_Given exercise_. Pull out every line of the material below that contains the string "sample", and copy each one in full.

Data entries
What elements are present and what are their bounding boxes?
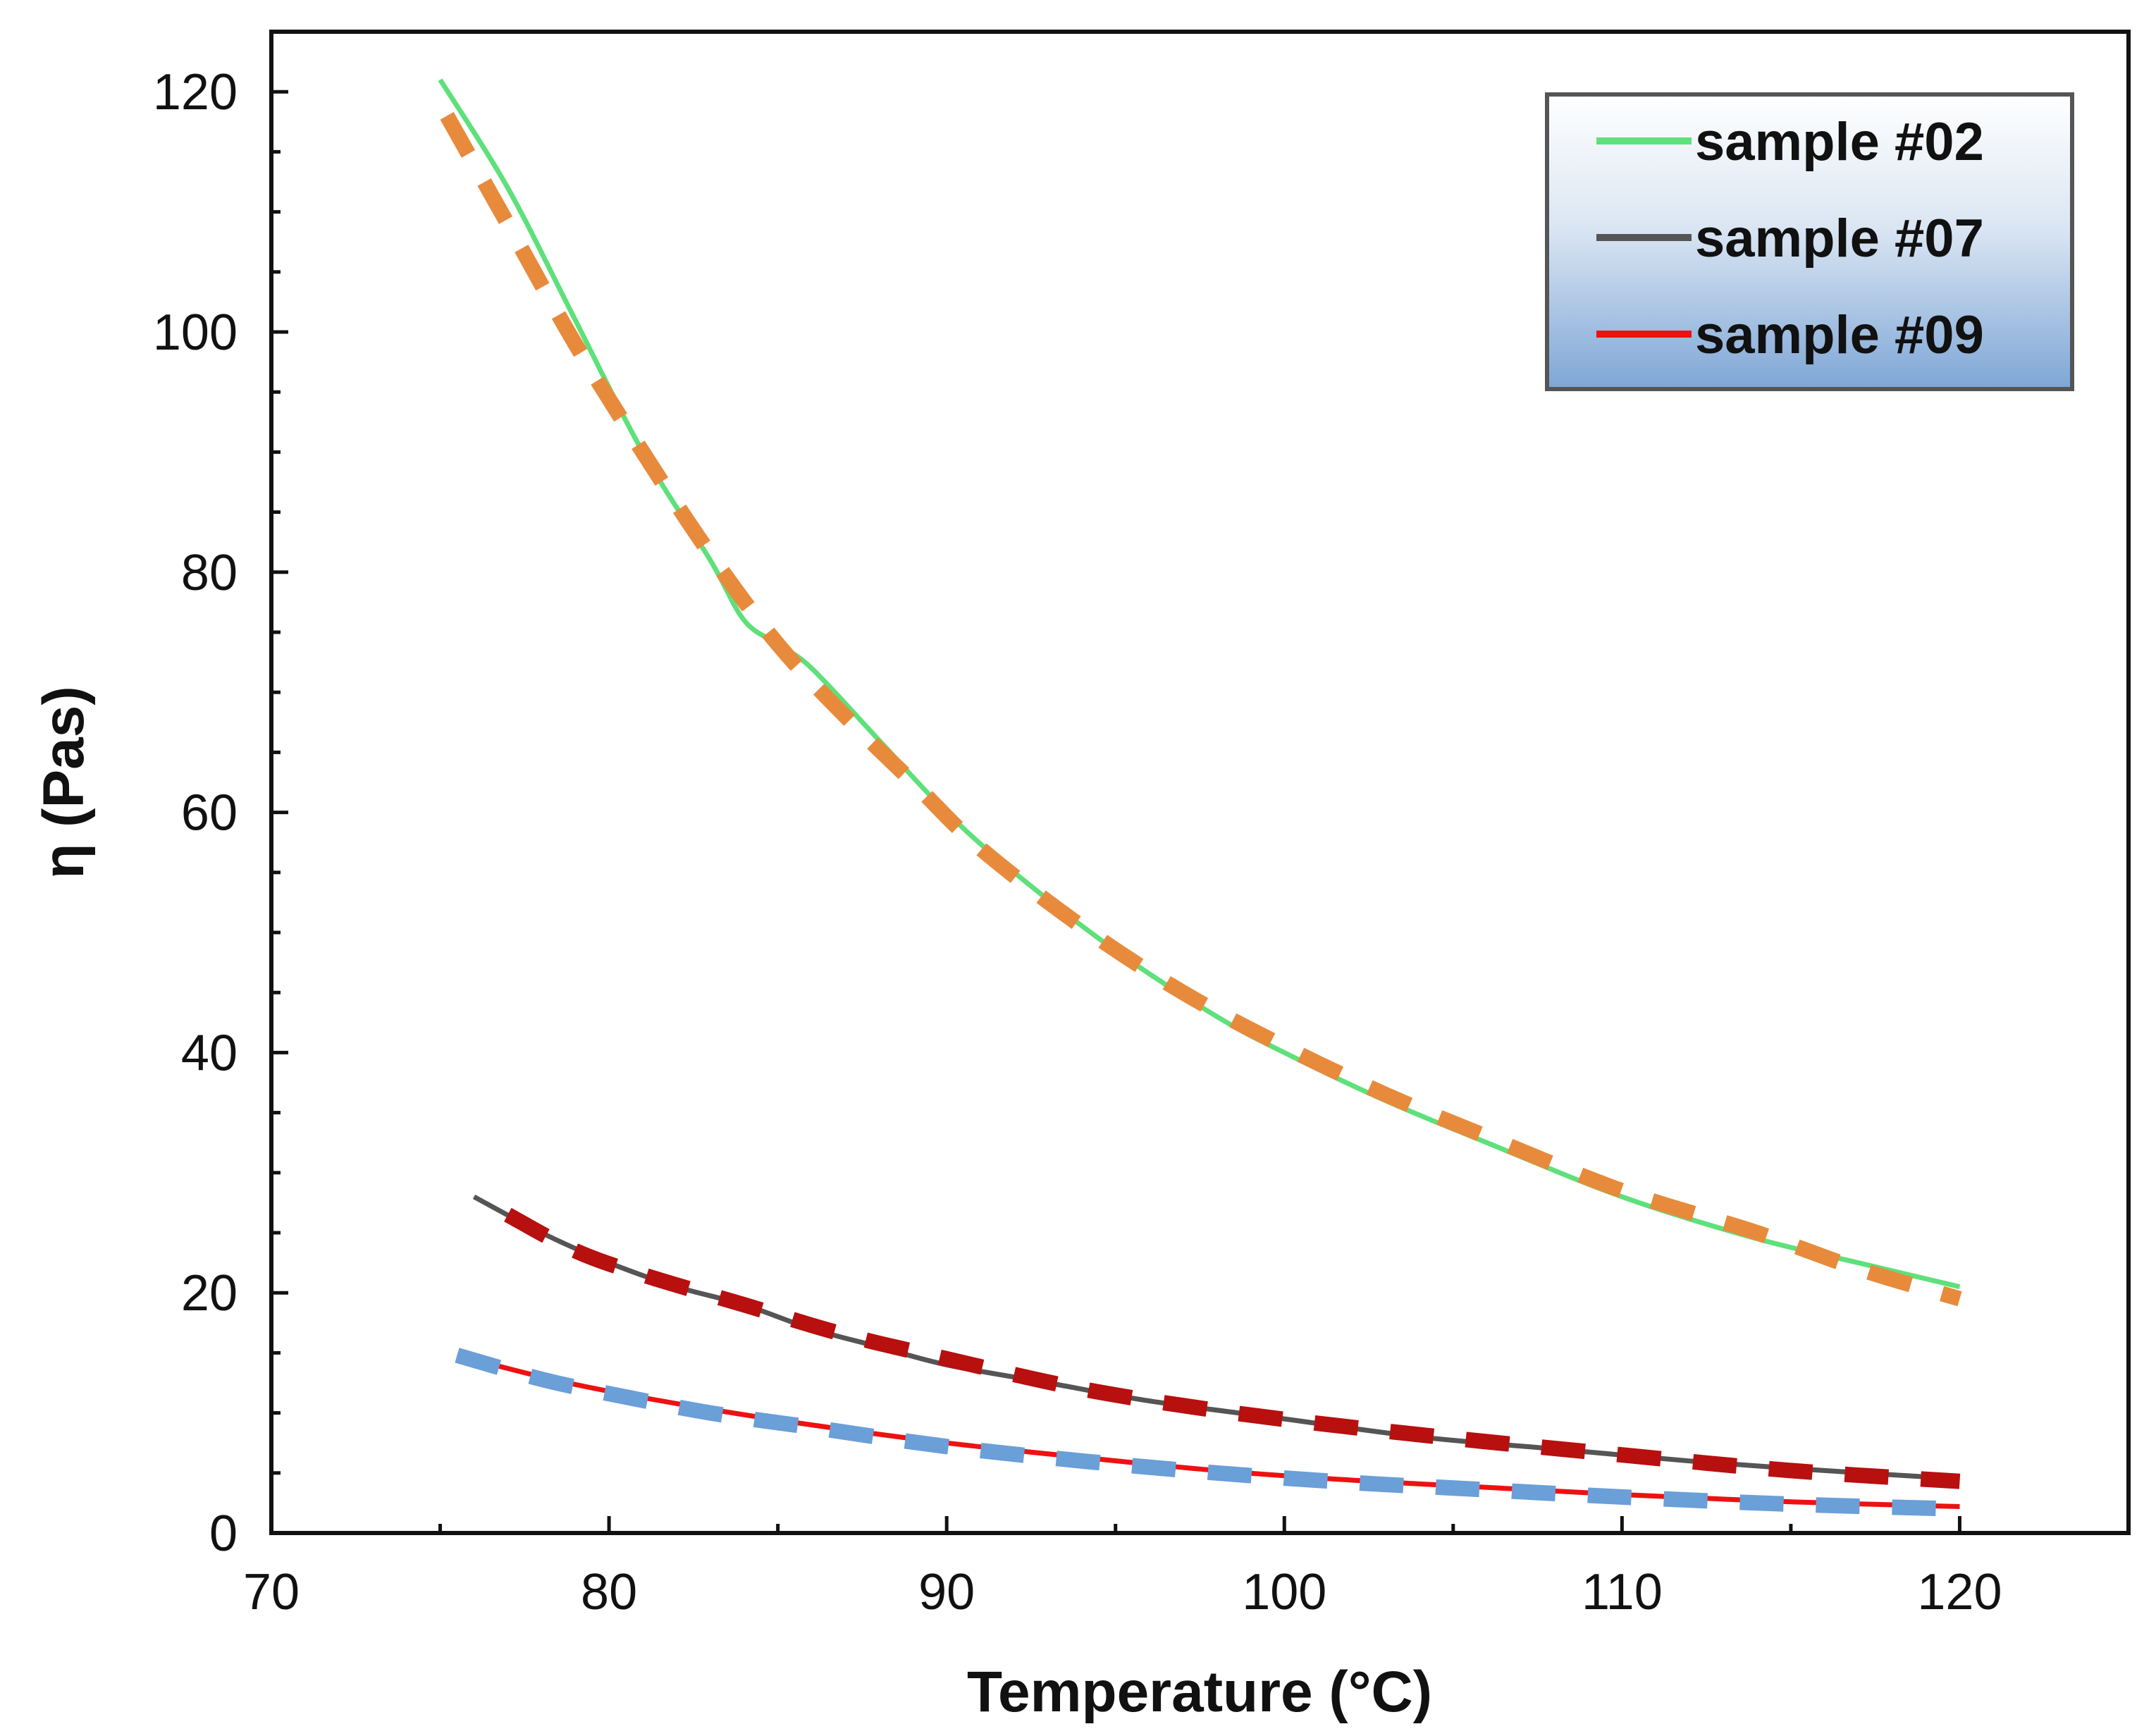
x-tick-label: 120 [1917, 1564, 2002, 1620]
y-tick-label: 120 [153, 64, 238, 121]
x-axis: 70 80 90 100 110 120 [243, 1516, 2002, 1620]
x-tick-label: 70 [243, 1564, 300, 1620]
y-tick-label: 80 [181, 545, 238, 601]
series-line-fit-07 [504, 1207, 1961, 1489]
legend-items: sample #02 sample #07 sample #09 [1596, 112, 1984, 365]
y-tick-label: 60 [181, 785, 238, 842]
series-layer [438, 78, 1962, 1517]
y-tick-label: 20 [181, 1265, 238, 1322]
legend-label-sample-09: sample #09 [1695, 305, 1984, 365]
y-axis-title: η (Pas) [32, 686, 96, 878]
y-tick-label: 100 [153, 304, 238, 361]
y-axis: 0 20 40 60 80 100 120 [153, 64, 288, 1562]
x-tick-label: 110 [1582, 1564, 1663, 1620]
legend: sample #02 sample #07 sample #09 [1545, 92, 2074, 391]
legend-label-sample-07: sample #07 [1695, 209, 1984, 269]
x-tick-label: 100 [1242, 1564, 1326, 1620]
x-axis-title: Temperature (°C) [967, 1660, 1432, 1724]
x-tick-label: 90 [918, 1564, 975, 1620]
series-line-fit-02 [440, 111, 1962, 1307]
y-tick-label: 40 [181, 1025, 238, 1081]
y-tick-label: 0 [209, 1506, 238, 1562]
x-tick-label: 80 [581, 1564, 637, 1620]
series-line-fit-09 [455, 1348, 1960, 1517]
legend-label-sample-02: sample #02 [1695, 112, 1984, 172]
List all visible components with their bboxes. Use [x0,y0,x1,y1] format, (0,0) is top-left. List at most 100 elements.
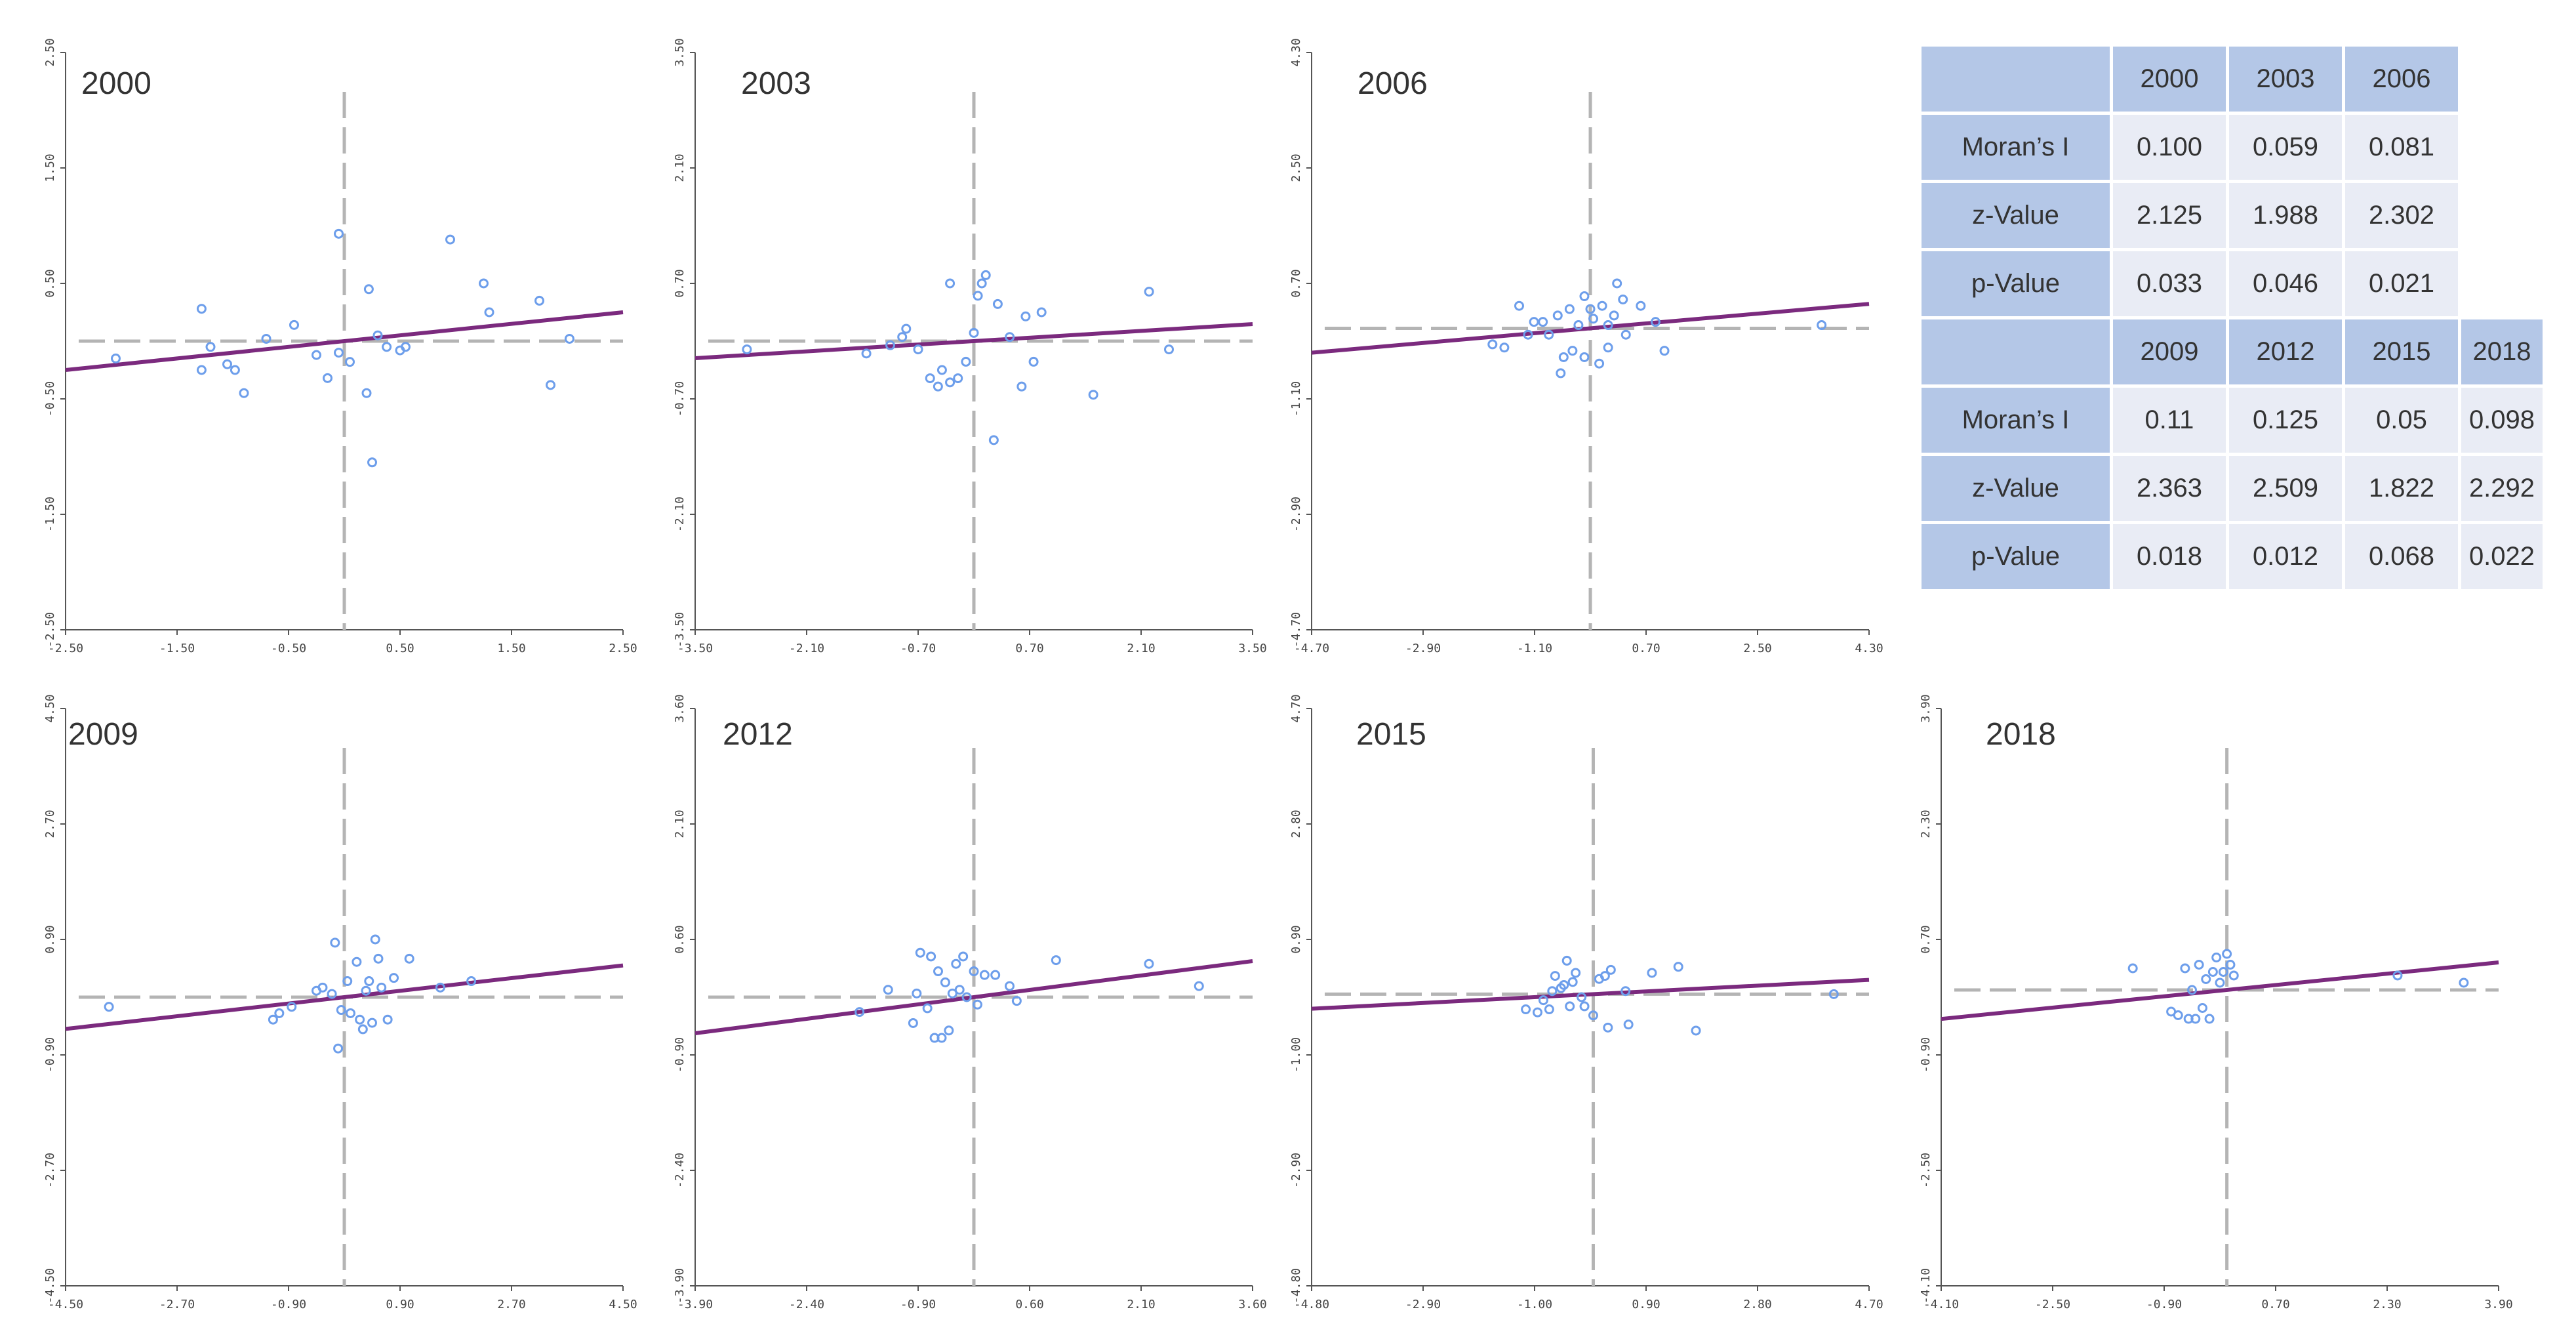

_Task output_.
legend-items: sample #02 sample #07 sample #09 [1596, 112, 1984, 365]
legend-label-sample-09: sample #09 [1695, 305, 1984, 365]
legend: sample #02 sample #07 sample #09 [1545, 92, 2074, 391]
legend-label-sample-07: sample #07 [1695, 209, 1984, 269]
legend-label-sample-02: sample #02 [1695, 112, 1984, 172]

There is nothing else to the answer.